- _Problem details_
Every record that follows should be printed verbatim.

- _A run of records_
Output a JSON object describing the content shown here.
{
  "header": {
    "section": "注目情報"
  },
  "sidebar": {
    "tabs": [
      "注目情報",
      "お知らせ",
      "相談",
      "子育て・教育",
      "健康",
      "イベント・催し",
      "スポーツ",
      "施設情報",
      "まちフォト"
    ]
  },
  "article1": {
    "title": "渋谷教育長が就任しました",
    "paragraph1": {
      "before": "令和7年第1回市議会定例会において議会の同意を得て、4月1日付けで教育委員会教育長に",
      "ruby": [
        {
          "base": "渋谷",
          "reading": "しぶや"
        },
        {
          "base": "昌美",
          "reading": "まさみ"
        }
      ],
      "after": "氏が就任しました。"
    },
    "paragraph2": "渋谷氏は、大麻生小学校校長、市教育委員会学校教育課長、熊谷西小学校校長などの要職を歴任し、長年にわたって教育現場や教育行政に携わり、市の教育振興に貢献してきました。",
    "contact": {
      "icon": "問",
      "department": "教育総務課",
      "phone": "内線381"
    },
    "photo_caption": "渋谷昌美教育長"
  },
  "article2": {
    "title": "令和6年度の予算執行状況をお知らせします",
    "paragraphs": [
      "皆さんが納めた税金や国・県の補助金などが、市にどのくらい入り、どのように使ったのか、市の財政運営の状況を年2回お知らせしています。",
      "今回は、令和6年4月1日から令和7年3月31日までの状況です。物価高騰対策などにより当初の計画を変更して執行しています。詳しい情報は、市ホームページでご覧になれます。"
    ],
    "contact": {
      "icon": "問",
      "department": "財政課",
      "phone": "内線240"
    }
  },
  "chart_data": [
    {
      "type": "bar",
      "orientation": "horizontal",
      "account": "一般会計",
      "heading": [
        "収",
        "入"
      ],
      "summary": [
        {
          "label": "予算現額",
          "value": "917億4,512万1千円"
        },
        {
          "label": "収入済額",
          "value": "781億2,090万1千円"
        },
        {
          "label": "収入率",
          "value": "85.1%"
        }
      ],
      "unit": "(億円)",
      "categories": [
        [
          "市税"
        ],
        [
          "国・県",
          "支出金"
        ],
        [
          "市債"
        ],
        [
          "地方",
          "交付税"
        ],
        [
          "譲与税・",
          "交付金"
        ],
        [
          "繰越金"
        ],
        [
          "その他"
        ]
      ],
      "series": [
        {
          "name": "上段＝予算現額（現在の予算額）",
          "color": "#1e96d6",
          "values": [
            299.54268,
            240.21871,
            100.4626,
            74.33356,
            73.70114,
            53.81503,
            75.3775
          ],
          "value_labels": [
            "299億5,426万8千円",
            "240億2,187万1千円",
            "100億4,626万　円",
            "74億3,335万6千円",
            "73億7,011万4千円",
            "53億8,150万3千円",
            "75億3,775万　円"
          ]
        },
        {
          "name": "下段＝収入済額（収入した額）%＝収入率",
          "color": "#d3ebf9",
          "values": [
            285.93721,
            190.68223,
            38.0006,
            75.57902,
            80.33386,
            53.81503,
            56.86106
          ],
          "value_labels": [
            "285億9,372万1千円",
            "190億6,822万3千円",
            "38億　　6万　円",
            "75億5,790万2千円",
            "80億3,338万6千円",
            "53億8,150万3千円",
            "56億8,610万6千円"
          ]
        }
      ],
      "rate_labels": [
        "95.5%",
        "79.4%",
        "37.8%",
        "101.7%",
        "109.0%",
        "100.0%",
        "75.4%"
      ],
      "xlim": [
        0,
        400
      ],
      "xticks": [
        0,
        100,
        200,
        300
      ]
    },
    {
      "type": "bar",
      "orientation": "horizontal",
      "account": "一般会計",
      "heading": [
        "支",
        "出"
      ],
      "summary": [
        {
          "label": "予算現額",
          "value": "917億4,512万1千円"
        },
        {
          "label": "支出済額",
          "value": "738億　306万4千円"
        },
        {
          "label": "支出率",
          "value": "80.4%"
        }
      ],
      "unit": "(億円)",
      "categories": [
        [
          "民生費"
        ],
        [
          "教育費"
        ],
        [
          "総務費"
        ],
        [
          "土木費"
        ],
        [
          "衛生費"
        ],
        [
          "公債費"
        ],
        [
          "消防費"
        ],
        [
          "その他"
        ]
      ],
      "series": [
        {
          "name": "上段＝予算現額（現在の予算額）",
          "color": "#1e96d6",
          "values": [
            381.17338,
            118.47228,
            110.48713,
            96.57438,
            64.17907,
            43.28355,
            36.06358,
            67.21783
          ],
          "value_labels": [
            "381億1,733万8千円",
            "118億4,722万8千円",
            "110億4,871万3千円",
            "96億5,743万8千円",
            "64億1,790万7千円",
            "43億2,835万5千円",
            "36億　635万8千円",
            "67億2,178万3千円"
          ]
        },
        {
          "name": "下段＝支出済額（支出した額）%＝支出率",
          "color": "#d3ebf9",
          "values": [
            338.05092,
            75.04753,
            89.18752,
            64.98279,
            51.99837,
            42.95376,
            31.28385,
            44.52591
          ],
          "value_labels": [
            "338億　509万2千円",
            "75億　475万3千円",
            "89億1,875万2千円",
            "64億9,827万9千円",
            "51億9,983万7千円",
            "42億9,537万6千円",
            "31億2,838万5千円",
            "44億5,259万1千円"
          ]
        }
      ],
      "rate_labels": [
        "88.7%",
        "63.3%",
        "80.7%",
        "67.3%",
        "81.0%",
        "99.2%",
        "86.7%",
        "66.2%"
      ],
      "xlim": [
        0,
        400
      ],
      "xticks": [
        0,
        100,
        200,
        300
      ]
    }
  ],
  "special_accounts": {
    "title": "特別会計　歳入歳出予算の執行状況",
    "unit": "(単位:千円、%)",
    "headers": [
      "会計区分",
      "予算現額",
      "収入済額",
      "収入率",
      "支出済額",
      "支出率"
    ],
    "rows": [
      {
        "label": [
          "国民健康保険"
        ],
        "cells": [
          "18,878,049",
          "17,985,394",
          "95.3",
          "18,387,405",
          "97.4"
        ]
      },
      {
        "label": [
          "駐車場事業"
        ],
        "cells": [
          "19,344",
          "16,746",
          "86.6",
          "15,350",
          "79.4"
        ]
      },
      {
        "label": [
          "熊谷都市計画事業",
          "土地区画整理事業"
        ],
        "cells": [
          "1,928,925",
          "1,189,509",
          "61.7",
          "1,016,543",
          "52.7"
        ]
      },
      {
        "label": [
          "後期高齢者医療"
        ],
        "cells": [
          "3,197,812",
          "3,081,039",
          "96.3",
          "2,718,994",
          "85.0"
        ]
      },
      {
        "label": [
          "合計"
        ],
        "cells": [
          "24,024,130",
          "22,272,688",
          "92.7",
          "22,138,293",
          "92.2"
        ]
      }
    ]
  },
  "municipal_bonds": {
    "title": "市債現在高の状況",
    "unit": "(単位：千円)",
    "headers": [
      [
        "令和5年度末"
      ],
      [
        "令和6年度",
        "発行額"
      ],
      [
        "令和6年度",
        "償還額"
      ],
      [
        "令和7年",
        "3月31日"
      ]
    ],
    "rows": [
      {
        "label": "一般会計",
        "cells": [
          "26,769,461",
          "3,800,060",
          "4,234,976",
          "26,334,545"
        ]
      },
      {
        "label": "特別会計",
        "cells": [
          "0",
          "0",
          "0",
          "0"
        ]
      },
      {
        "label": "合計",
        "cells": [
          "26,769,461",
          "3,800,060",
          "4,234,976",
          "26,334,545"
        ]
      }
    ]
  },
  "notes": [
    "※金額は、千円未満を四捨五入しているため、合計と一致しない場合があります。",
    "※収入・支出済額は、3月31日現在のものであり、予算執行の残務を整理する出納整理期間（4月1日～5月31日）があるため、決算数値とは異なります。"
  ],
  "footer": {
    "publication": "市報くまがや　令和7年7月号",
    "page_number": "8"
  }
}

- _Output of the task_
Output a JSON object describing the content shown here.
{
  "header": {
    "section": "注目情報"
  },
  "sidebar": {
    "tabs": [
      "注目情報",
      "お知らせ",
      "相談",
      "子育て・教育",
      "健康",
      "イベント・催し",
      "スポーツ",
      "施設情報",
      "まちフォト"
    ]
  },
  "article1": {
    "title": "渋谷教育長が就任しました",
    "paragraph1": {
      "before": "令和7年第1回市議会定例会において議会の同意を得て、4月1日付けで教育委員会教育長に",
      "ruby": [
        {
          "base": "渋谷",
          "reading": "しぶや"
        },
        {
          "base": "昌美",
          "reading": "まさみ"
        }
      ],
      "after": "氏が就任しました。"
    },
    "paragraph2": "渋谷氏は、大麻生小学校校長、市教育委員会学校教育課長、熊谷西小学校校長などの要職を歴任し、長年にわたって教育現場や教育行政に携わり、市の教育振興に貢献してきました。",
    "contact": {
      "icon": "問",
      "department": "教育総務課",
      "phone": "内線381"
    },
    "photo_caption": "渋谷昌美教育長"
  },
  "article2": {
    "title": "令和6年度の予算執行状況をお知らせします",
    "paragraphs": [
      "皆さんが納めた税金や国・県の補助金などが、市にどのくらい入り、どのように使ったのか、市の財政運営の状況を年2回お知らせしています。",
      "今回は、令和6年4月1日から令和7年3月31日までの状況です。物価高騰対策などにより当初の計画を変更して執行しています。詳しい情報は、市ホームページでご覧になれます。"
    ],
    "contact": {
      "icon": "問",
      "department": "財政課",
      "phone": "内線240"
    }
  },
  "chart_data": [
    {
      "type": "bar",
      "orientation": "horizontal",
      "account": "一般会計",
      "heading": [
        "収",
        "入"
      ],
      "summary": [
        {
          "label": "予算現額",
          "value": "917億4,512万1千円"
        },
        {
          "label": "収入済額",
          "value": "781億2,090万1千円"
        },
        {
          "label": "収入率",
          "value": "85.1%"
        }
      ],
      "unit": "(億円)",
      "categories": [
        [
          "市税"
        ],
        [
          "国・県",
          "支出金"
        ],
        [
          "市債"
        ],
        [
          "地方",
          "交付税"
        ],
        [
          "譲与税・",
          "交付金"
        ],
        [
          "繰越金"
        ],
        [
          "その他"
        ]
      ],
      "series": [
        {
          "name": "上段＝予算現額（現在の予算額）",
          "color": "#1e96d6",
          "values": [
            299.54268,
            240.21871,
            100.4626,
            74.33356,
            73.70114,
            53.81503,
            75.3775
          ],
          "value_labels": [
            "299億5,426万8千円",
            "240億2,187万1千円",
            "100億4,626万　円",
            "74億3,335万6千円",
            "73億7,011万4千円",
            "53億8,150万3千円",
            "75億3,775万　円"
          ]
        },
        {
          "name": "下段＝収入済額（収入した額）%＝収入率",
          "color": "#d3ebf9",
          "values": [
            285.93721,
            190.68223,
            38.0006,
            75.57902,
            80.33386,
            53.81503,
            56.86106
          ],
          "value_labels": [
            "285億9,372万1千円",
            "190億6,822万3千円",
            "38億　　6万　円",
            "75億5,790万2千円",
            "80億3,338万6千円",
            "53億8,150万3千円",
            "56億8,610万6千円"
          ]
        }
      ],
      "rate_labels": [
        "95.5%",
        "79.4%",
        "37.8%",
        "101.7%",
        "109.0%",
        "100.0%",
        "75.4%"
      ],
      "xlim": [
        0,
        400
      ],
      "xticks": [
        0,
        100,
        200,
        300
      ]
    },
    {
      "type": "bar",
      "orientation": "horizontal",
      "account": "一般会計",
      "heading": [
        "支",
        "出"
      ],
      "summary": [
        {
          "label": "予算現額",
          "value": "917億4,512万1千円"
        },
        {
          "label": "支出済額",
          "value": "738億　306万4千円"
        },
        {
          "label": "支出率",
          "value": "80.4%"
        }
      ],
      "unit": "(億円)",
      "categories": [
        [
          "民生費"
        ],
        [
          "教育費"
        ],
        [
          "総務費"
        ],
        [
          "土木費"
        ],
        [
          "衛生費"
        ],
        [
          "公債費"
        ],
        [
          "消防費"
        ],
        [
          "その他"
        ]
      ],
      "series": [
        {
          "name": "上段＝予算現額（現在の予算額）",
          "color": "#1e96d6",
          "values": [
            381.17338,
            118.47228,
            110.48713,
            96.57438,
            64.17907,
            43.28355,
            36.06358,
            67.21783
          ],
          "value_labels": [
            "381億1,733万8千円",
            "118億4,722万8千円",
            "110億4,871万3千円",
            "96億5,743万8千円",
            "64億1,790万7千円",
            "43億2,835万5千円",
            "36億　635万8千円",
            "67億2,178万3千円"
          ]
        },
        {
          "name": "下段＝支出済額（支出した額）%＝支出率",
          "color": "#d3ebf9",
          "values": [
            338.05092,
            75.04753,
            89.18752,
            64.98279,
            51.99837,
            42.95376,
            31.28385,
            44.52591
          ],
          "value_labels": [
            "338億　509万2千円",
            "75億　475万3千円",
            "89億1,875万2千円",
            "64億9,827万9千円",
            "51億9,983万7千円",
            "42億9,537万6千円",
            "31億2,838万5千円",
            "44億5,259万1千円"
          ]
        }
      ],
      "rate_labels": [
        "88.7%",
        "63.3%",
        "80.7%",
        "67.3%",
        "81.0%",
        "99.2%",
        "86.7%",
        "66.2%"
      ],
      "xlim": [
        0,
        400
      ],
      "xticks": [
        0,
        100,
        200,
        300
      ]
    }
  ],
  "special_accounts": {
    "title": "特別会計　歳入歳出予算の執行状況",
    "unit": "(単位:千円、%)",
    "headers": [
      "会計区分",
      "予算現額",
      "収入済額",
      "収入率",
      "支出済額",
      "支出率"
    ],
    "rows": [
      {
        "label": [
          "国民健康保険"
        ],
        "cells": [
          "18,878,049",
          "17,985,394",
          "95.3",
          "18,387,405",
          "97.4"
        ]
      },
      {
        "label": [
          "駐車場事業"
        ],
        "cells": [
          "19,344",
          "16,746",
          "86.6",
          "15,350",
          "79.4"
        ]
      },
      {
        "label": [
          "熊谷都市計画事業",
          "土地区画整理事業"
        ],
        "cells": [
          "1,928,925",
          "1,189,509",
          "61.7",
          "1,016,543",
          "52.7"
        ]
      },
      {
        "label": [
          "後期高齢者医療"
        ],
        "cells": [
          "3,197,812",
          "3,081,039",
          "96.3",
          "2,718,994",
          "85.0"
        ]
      },
      {
        "label": [
          "合計"
        ],
        "cells": [
          "24,024,130",
          "22,272,688",
          "92.7",
          "22,138,293",
          "92.2"
        ]
      }
    ]
  },
  "municipal_bonds": {
    "title": "市債現在高の状況",
    "unit": "(単位：千円)",
    "headers": [
      [
        "令和5年度末"
      ],
      [
        "令和6年度",
        "発行額"
      ],
      [
        "令和6年度",
        "償還額"
      ],
      [
        "令和7年",
        "3月31日"
      ]
    ],
    "rows": [
      {
        "label": "一般会計",
        "cells": [
          "26,769,461",
          "3,800,060",
          "4,234,976",
          "26,334,545"
        ]
      },
      {
        "label": "特別会計",
        "cells": [
          "0",
          "0",
          "0",
          "0"
        ]
      },
      {
        "label": "合計",
        "cells": [
          "26,769,461",
          "3,800,060",
          "4,234,976",
          "26,334,545"
        ]
      }
    ]
  },
  "notes": [
    "※金額は、千円未満を四捨五入しているため、合計と一致しない場合があります。",
    "※収入・支出済額は、3月31日現在のものであり、予算執行の残務を整理する出納整理期間（4月1日～5月31日）があるため、決算数値とは異なります。"
  ],
  "footer": {
    "publication": "市報くまがや　令和7年7月号",
    "page_number": "8"
  }
}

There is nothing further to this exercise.